══ Entries ══
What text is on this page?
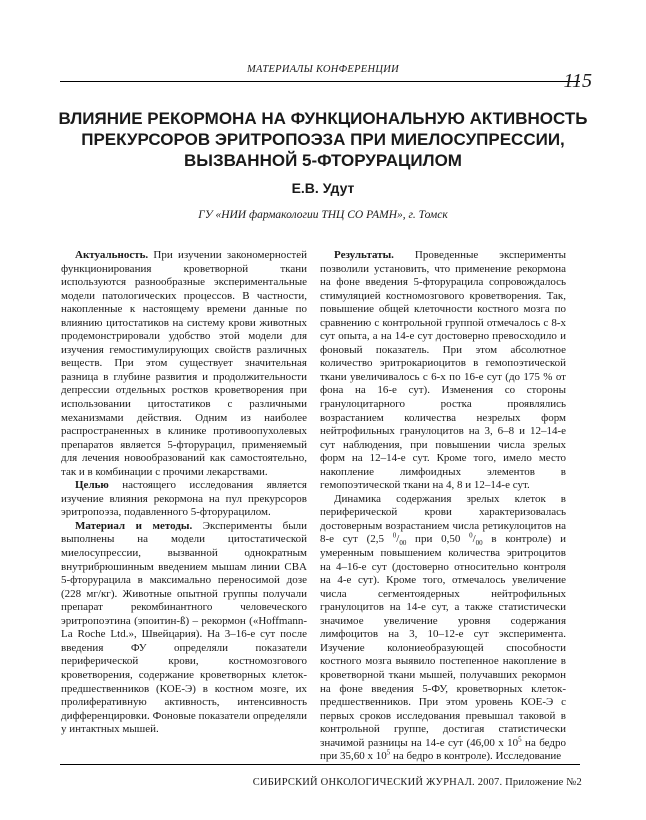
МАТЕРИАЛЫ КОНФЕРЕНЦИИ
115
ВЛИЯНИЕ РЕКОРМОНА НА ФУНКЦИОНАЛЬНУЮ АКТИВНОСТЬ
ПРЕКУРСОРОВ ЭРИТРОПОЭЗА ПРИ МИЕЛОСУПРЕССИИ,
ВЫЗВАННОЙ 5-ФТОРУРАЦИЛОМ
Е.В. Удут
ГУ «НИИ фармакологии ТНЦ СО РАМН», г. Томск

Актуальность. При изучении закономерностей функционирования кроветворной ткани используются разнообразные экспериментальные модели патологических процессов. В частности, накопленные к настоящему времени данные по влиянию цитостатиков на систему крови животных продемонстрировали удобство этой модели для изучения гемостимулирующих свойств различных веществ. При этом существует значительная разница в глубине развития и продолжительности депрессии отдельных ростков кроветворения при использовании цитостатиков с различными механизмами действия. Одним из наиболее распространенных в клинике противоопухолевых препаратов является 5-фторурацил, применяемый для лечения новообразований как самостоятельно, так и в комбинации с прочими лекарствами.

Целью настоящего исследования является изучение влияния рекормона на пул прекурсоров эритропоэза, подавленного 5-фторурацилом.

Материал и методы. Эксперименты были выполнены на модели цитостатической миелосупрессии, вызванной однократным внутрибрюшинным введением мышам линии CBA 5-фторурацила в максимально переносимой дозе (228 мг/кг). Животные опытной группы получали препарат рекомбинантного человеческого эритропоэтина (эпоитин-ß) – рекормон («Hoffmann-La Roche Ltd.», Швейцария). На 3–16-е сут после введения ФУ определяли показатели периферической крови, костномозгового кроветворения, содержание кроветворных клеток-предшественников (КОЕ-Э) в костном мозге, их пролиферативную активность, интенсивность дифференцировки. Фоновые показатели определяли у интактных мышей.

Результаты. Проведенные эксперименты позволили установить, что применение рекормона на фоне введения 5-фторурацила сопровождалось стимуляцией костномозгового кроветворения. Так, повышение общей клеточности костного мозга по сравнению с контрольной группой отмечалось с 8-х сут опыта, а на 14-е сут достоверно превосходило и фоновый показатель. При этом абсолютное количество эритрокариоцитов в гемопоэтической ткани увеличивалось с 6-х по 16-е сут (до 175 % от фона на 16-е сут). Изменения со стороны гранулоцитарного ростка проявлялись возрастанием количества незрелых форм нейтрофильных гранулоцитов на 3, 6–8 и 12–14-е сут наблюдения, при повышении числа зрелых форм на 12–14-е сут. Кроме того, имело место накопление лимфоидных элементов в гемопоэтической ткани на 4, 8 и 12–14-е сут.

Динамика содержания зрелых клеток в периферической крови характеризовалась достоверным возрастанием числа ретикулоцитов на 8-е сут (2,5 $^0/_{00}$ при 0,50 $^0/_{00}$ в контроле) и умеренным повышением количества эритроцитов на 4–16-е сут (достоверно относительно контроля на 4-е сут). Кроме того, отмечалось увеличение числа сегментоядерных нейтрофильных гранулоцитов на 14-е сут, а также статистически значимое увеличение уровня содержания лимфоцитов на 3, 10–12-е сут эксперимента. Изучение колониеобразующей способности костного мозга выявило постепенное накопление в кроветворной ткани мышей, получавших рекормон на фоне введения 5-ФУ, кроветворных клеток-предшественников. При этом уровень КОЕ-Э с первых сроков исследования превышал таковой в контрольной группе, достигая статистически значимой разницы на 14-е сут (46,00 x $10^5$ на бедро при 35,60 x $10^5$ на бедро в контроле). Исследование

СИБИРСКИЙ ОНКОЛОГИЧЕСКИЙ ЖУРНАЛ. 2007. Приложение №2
═══
══ Entries ══
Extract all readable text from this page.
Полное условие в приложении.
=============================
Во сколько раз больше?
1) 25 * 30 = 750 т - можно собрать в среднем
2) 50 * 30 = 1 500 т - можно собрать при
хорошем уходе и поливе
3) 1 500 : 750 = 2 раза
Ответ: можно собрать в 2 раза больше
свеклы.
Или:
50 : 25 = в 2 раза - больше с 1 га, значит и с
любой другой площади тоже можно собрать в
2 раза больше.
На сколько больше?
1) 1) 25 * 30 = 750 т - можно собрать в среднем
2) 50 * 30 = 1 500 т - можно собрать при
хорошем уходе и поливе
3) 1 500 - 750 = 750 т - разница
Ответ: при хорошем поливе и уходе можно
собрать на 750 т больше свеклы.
═══
══ Entries ══
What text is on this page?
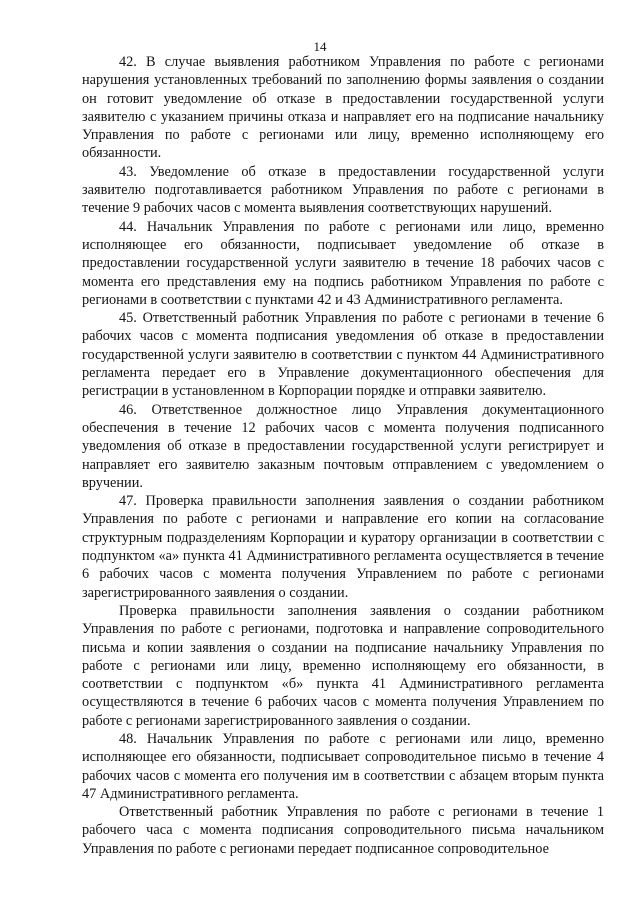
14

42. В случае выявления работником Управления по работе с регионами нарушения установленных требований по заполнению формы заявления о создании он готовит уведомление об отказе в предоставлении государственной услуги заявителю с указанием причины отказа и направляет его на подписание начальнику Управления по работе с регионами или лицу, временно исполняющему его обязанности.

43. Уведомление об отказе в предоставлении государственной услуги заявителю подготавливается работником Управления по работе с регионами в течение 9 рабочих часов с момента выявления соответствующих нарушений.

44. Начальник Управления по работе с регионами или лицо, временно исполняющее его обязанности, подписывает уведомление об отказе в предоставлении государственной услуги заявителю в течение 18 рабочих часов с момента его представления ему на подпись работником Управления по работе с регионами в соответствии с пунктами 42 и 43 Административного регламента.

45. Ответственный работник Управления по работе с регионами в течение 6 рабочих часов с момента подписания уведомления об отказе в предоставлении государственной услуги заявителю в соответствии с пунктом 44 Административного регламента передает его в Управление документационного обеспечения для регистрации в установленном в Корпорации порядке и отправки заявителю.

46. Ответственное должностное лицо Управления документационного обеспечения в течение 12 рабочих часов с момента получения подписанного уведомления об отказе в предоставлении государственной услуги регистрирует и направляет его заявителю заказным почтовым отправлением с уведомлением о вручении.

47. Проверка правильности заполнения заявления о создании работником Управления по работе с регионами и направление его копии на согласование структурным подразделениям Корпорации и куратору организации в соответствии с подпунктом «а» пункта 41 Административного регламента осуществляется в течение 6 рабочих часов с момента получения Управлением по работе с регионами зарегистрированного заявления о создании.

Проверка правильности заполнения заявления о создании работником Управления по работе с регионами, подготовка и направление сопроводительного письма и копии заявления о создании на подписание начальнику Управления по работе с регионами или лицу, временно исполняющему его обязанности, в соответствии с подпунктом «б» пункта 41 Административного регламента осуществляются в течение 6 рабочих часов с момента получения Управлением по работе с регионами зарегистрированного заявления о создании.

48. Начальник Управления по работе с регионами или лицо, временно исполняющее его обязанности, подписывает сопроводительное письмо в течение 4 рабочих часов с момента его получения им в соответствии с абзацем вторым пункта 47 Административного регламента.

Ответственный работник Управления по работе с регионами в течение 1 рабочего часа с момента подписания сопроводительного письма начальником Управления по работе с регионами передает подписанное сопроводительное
═══
Go over the entries above and say how many lines hold the string "свеклы", with no other text.

### [Exercise output]
2